- **GIVEN EXERCISE**
Go through the listing and copy each line with the string "image".

- **DATA FOR THIS TASK**
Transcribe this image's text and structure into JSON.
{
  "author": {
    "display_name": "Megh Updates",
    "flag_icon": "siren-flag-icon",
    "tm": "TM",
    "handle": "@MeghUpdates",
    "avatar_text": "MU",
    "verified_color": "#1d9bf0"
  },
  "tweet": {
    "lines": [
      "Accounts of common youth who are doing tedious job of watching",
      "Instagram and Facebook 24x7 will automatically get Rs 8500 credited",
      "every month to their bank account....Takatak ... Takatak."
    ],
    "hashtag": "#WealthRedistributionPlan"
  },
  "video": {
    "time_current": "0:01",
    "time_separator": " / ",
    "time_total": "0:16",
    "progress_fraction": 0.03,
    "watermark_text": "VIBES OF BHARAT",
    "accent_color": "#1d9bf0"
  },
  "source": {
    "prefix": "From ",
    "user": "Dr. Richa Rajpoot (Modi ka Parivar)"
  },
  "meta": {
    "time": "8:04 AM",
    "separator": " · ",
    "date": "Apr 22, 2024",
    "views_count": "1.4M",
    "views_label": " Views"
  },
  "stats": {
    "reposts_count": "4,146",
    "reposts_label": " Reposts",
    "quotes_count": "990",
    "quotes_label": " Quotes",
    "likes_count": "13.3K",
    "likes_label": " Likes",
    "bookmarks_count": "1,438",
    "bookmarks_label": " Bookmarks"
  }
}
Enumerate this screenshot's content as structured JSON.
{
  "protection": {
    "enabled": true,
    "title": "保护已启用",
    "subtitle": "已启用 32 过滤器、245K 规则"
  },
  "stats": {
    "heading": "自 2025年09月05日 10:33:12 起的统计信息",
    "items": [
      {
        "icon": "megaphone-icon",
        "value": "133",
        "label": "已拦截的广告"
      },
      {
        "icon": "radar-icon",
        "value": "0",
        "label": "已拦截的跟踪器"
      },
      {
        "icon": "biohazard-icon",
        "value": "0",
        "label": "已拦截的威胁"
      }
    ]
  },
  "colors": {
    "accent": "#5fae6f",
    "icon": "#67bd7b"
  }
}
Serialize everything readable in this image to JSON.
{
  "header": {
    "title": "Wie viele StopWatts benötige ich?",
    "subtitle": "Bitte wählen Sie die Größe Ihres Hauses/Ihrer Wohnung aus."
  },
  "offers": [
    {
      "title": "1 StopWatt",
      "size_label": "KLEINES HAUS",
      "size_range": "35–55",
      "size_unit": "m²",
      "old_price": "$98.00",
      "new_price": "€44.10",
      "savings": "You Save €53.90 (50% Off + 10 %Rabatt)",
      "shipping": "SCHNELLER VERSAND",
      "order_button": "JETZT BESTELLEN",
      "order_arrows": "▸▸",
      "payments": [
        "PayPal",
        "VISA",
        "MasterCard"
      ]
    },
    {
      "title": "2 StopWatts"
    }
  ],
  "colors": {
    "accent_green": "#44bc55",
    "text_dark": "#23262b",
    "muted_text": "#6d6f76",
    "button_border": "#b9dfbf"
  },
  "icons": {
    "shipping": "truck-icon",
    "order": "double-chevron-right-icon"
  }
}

* * *

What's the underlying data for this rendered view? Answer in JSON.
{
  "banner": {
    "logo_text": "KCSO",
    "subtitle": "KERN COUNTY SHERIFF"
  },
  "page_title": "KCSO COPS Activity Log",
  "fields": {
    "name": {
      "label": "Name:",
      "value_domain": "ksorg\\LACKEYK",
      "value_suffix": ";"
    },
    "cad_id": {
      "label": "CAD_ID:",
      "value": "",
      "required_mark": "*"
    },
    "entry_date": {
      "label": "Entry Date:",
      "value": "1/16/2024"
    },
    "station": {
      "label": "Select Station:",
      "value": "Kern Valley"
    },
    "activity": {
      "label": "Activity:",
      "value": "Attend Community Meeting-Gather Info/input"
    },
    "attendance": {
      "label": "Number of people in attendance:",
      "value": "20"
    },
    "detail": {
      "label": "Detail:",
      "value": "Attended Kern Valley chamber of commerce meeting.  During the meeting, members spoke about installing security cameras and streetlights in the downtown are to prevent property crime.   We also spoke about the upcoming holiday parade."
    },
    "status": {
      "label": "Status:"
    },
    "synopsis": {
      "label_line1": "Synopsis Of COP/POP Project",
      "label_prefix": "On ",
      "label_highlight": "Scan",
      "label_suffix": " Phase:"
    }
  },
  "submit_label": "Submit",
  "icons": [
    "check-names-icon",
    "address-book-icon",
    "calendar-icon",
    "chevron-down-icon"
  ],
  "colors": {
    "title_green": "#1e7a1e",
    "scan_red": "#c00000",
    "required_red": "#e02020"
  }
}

--

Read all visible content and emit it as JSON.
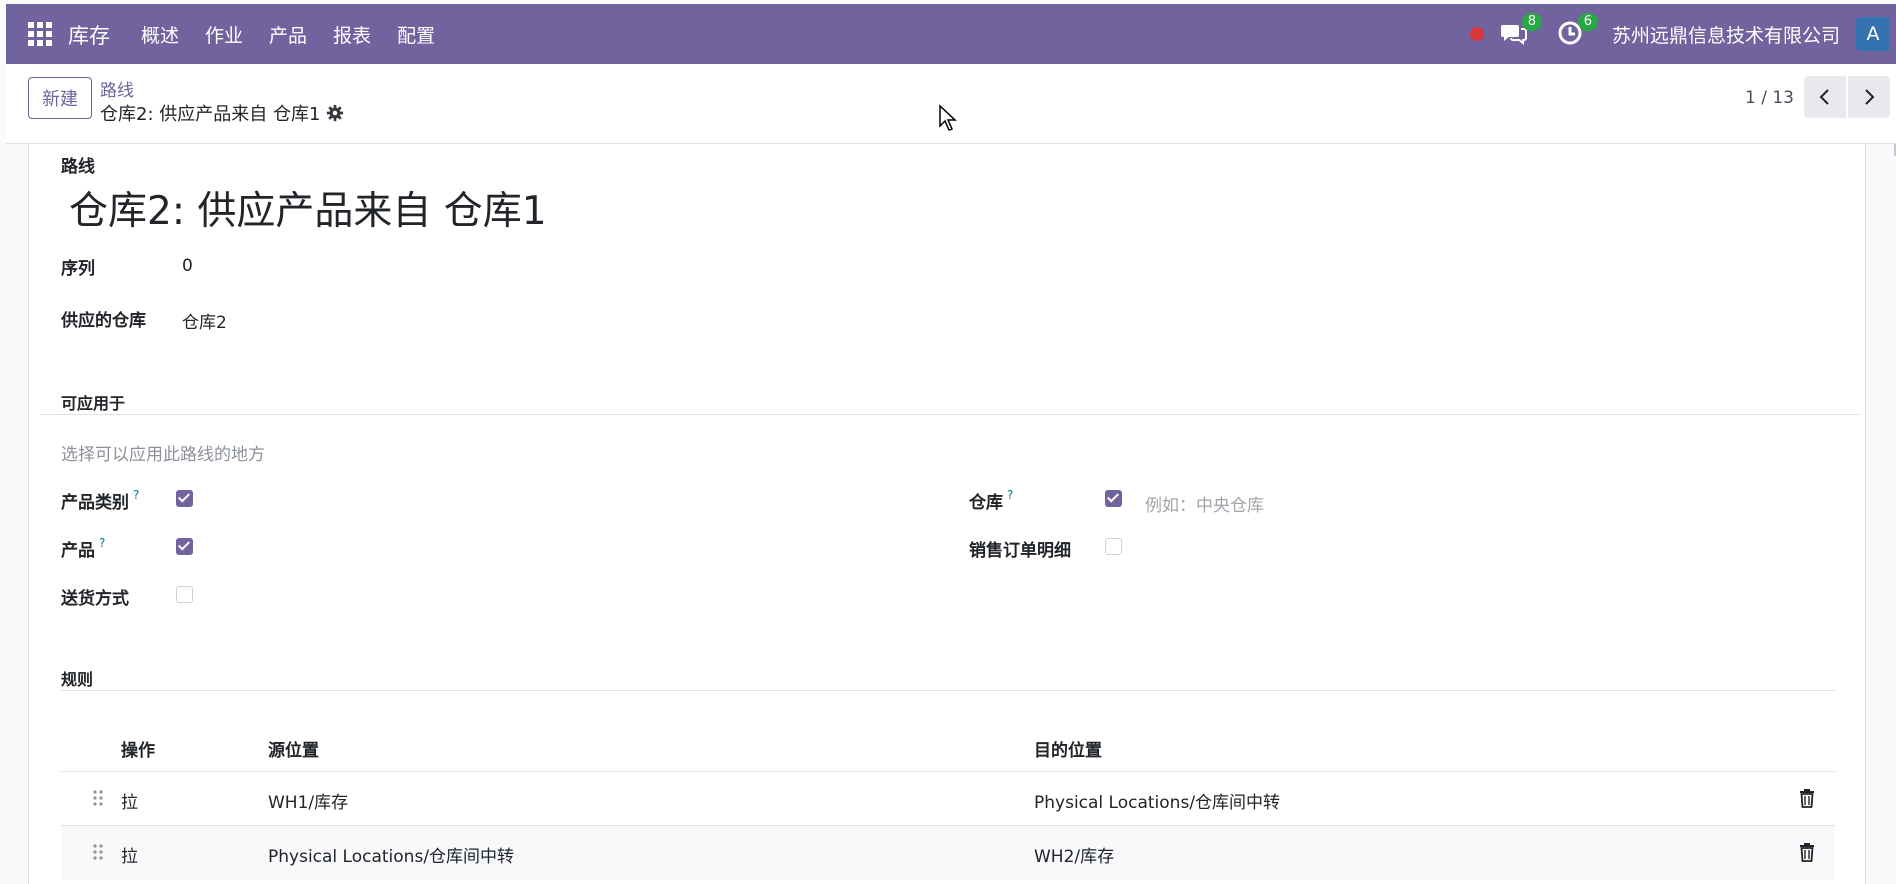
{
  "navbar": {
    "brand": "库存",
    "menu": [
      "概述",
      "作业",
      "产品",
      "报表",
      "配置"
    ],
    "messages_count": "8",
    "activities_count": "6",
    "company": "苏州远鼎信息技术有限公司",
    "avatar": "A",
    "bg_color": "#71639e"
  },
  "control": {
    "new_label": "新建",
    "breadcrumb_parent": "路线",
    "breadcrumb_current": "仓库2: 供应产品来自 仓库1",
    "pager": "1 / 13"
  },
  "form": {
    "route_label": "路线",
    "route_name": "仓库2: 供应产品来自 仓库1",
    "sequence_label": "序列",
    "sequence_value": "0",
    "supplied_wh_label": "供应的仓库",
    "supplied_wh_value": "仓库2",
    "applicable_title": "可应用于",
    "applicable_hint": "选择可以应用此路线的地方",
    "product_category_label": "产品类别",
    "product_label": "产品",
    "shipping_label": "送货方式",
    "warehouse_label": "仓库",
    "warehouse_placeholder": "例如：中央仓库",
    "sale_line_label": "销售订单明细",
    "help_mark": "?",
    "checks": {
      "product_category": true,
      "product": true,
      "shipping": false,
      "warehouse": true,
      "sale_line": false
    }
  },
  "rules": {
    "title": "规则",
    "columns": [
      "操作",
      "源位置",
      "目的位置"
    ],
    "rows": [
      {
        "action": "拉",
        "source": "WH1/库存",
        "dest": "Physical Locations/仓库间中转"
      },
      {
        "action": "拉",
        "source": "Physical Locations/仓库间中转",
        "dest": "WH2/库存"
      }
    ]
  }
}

- **SOLVED EXERCISE**
Transcribe this image's text and structure into JSON.
Serialize everything readable in this image to JSON.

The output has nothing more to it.